Task instructions: Read through the data and report every line in which the word "nothing" occurs.

Information shown:
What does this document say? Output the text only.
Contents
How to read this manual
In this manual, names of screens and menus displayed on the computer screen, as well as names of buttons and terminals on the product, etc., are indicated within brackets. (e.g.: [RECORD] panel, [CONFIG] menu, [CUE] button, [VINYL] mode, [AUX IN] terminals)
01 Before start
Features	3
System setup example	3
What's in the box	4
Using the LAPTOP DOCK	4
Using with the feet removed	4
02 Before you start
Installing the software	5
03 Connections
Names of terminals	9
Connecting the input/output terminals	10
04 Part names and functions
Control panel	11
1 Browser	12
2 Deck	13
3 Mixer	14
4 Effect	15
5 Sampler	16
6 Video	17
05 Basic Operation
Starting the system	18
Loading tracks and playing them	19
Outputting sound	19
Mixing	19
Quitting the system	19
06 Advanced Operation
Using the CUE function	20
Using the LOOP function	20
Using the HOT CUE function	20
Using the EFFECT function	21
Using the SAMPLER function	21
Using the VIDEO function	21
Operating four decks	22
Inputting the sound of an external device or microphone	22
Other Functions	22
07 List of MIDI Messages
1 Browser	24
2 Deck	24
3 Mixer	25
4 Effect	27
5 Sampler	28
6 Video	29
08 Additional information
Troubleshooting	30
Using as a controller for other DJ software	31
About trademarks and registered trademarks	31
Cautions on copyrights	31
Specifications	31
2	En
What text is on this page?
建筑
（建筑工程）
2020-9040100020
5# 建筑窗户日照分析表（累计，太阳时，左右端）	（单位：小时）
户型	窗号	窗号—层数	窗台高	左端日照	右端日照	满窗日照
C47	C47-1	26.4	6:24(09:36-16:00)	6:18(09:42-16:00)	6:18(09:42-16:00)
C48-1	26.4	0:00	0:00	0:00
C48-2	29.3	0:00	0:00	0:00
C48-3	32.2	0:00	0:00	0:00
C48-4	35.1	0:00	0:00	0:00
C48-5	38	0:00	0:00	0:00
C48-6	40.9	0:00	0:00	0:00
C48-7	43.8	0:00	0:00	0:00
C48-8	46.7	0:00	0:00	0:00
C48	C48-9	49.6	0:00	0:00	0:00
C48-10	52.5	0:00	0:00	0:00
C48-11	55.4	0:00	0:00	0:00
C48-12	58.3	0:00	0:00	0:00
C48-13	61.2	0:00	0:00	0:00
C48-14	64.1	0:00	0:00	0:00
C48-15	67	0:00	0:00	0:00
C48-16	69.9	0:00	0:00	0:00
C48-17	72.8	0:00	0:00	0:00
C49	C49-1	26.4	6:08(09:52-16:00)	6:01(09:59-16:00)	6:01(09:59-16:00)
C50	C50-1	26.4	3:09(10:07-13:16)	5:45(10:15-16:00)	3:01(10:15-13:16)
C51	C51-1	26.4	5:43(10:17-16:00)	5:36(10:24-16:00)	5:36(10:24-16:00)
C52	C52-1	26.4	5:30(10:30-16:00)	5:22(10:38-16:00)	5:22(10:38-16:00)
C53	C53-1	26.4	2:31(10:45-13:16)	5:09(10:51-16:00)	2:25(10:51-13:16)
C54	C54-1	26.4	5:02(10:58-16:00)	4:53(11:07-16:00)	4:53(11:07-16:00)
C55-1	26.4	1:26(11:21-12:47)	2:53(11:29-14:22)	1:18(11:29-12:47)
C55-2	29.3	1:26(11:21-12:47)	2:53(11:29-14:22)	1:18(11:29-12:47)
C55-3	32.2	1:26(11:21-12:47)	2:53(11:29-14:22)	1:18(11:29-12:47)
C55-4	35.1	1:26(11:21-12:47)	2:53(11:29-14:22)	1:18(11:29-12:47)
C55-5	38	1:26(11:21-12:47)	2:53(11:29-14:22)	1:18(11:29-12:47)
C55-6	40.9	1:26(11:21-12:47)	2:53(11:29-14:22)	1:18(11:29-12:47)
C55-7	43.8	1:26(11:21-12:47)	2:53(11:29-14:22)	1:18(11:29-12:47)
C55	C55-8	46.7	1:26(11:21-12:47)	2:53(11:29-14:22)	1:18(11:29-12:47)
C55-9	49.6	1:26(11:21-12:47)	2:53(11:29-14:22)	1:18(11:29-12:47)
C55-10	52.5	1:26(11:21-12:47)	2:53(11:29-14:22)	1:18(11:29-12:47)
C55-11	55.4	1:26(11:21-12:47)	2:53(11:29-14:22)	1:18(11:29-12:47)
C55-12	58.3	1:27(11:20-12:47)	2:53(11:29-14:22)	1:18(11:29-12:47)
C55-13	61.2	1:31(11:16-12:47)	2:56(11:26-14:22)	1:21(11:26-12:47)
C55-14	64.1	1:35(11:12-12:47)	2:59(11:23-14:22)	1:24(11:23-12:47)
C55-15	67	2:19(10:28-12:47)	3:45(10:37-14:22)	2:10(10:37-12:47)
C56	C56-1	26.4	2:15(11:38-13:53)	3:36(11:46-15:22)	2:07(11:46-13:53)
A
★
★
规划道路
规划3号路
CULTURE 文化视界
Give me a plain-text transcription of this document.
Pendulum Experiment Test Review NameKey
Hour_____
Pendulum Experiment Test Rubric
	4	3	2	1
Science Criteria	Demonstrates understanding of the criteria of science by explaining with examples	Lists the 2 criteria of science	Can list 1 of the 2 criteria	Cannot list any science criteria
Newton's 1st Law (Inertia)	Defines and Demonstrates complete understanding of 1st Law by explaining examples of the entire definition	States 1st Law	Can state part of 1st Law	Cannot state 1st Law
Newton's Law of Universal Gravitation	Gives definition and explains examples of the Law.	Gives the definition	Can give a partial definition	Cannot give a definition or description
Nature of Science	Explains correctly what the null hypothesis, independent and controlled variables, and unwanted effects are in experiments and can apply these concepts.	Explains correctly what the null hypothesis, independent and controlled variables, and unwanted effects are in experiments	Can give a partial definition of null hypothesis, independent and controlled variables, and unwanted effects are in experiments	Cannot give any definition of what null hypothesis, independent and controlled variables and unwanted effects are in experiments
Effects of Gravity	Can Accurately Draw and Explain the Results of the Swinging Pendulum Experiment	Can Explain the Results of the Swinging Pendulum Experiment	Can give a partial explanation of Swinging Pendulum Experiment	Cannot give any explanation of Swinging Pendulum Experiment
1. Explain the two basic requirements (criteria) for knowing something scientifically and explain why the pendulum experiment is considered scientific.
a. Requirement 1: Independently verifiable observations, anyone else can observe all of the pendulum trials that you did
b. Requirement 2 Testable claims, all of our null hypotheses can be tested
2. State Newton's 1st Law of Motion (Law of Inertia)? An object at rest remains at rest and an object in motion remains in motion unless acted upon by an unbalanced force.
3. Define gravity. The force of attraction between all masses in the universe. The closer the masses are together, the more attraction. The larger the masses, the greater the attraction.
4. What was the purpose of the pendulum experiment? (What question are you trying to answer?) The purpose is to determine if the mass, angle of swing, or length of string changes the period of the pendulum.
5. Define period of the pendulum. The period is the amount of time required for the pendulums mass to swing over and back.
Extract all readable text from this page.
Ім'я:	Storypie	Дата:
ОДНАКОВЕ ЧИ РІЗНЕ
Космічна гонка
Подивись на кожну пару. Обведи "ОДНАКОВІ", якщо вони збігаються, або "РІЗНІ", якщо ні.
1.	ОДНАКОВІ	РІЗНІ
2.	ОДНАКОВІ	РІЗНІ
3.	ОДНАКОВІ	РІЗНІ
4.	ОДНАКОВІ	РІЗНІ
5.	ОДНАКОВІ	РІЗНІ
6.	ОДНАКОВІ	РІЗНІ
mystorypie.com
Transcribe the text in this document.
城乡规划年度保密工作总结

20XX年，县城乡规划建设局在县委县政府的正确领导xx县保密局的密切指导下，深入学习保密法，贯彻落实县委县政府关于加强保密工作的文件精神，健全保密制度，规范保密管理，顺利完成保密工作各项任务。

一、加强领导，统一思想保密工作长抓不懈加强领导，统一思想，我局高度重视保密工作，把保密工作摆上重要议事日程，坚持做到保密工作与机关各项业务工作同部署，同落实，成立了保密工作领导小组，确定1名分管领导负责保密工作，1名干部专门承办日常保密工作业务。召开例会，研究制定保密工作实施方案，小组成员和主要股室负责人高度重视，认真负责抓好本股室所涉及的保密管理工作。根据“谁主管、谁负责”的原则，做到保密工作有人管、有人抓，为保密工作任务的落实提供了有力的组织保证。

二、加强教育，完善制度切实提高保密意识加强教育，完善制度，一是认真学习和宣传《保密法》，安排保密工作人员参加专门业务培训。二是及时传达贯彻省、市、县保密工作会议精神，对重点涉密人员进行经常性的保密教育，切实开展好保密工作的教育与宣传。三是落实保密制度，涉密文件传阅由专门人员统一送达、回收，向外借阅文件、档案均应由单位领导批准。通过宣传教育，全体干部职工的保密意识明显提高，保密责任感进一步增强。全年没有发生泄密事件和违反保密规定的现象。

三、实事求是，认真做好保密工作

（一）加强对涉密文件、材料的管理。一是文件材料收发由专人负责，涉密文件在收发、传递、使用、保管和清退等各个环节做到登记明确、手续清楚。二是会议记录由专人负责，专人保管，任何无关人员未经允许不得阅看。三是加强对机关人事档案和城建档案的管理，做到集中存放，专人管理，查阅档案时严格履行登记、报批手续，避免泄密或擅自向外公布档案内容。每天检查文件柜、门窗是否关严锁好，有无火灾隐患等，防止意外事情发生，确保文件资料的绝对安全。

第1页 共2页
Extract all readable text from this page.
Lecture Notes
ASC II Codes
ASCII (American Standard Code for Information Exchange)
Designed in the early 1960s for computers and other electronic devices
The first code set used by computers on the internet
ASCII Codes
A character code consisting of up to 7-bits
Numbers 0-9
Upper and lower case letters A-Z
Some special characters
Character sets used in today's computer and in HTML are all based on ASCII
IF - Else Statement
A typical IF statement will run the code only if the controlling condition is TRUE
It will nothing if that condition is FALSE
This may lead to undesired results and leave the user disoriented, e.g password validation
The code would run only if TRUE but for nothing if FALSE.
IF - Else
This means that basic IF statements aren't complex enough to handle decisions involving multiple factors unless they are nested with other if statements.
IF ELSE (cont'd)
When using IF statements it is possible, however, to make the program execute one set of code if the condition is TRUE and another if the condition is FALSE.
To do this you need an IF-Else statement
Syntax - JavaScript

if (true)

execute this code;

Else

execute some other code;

Written reply:
It will nothing if that condition is FALSE
The code would run only if TRUE but for nothing if FALSE.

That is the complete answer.